Do this =
Reproduce every entry exactly.

Start Provided material

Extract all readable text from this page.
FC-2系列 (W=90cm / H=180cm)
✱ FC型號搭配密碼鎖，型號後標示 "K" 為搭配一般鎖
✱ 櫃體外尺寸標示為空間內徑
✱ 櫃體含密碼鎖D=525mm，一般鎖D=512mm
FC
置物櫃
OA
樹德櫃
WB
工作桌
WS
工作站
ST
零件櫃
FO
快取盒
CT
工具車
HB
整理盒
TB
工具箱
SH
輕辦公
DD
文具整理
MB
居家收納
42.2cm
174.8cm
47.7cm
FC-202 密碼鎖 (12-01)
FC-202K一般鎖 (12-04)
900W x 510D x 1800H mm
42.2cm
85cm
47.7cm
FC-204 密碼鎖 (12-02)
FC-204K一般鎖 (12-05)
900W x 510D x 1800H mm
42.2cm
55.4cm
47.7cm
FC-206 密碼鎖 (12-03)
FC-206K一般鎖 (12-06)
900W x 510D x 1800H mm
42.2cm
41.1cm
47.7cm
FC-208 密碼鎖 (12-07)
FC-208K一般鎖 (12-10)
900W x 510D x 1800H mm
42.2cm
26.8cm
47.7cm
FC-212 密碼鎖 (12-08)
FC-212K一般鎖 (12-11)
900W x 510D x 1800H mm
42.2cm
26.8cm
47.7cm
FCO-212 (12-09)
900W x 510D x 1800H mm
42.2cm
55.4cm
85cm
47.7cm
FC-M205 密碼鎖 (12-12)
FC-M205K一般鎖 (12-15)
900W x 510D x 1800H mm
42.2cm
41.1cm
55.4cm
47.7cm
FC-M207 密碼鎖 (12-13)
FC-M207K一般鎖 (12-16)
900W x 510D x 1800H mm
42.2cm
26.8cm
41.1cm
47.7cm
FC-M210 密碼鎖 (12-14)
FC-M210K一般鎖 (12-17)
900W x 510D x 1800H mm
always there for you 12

End Provided material

Response =
Extract all readable text from this page.
FC-2系列 (W=90cm / H=180cm)
✱ FC型號搭配密碼鎖，型號後標示 "K" 為搭配一般鎖
✱ 櫃體外尺寸標示為空間內徑
✱ 櫃體含密碼鎖D=525mm，一般鎖D=512mm
FC
置物櫃
OA
樹德櫃
WB
工作桌
WS
工作站
ST
零件櫃
FO
快取盒
CT
工具車
HB
整理盒
TB
工具箱
SH
輕辦公
DD
文具整理
MB
居家收納
42.2cm
174.8cm
47.7cm
FC-202 密碼鎖 (12-01)
FC-202K一般鎖 (12-04)
900W x 510D x 1800H mm
42.2cm
85cm
47.7cm
FC-204 密碼鎖 (12-02)
FC-204K一般鎖 (12-05)
900W x 510D x 1800H mm
42.2cm
55.4cm
47.7cm
FC-206 密碼鎖 (12-03)
FC-206K一般鎖 (12-06)
900W x 510D x 1800H mm
42.2cm
41.1cm
47.7cm
FC-208 密碼鎖 (12-07)
FC-208K一般鎖 (12-10)
900W x 510D x 1800H mm
42.2cm
26.8cm
47.7cm
FC-212 密碼鎖 (12-08)
FC-212K一般鎖 (12-11)
900W x 510D x 1800H mm
42.2cm
26.8cm
47.7cm
FCO-212 (12-09)
900W x 510D x 1800H mm
42.2cm
55.4cm
85cm
47.7cm
FC-M205 密碼鎖 (12-12)
FC-M205K一般鎖 (12-15)
900W x 510D x 1800H mm
42.2cm
41.1cm
55.4cm
47.7cm
FC-M207 密碼鎖 (12-13)
FC-M207K一般鎖 (12-16)
900W x 510D x 1800H mm
42.2cm
26.8cm
41.1cm
47.7cm
FC-M210 密碼鎖 (12-14)
FC-M210K一般鎖 (12-17)
900W x 510D x 1800H mm
always there for you 12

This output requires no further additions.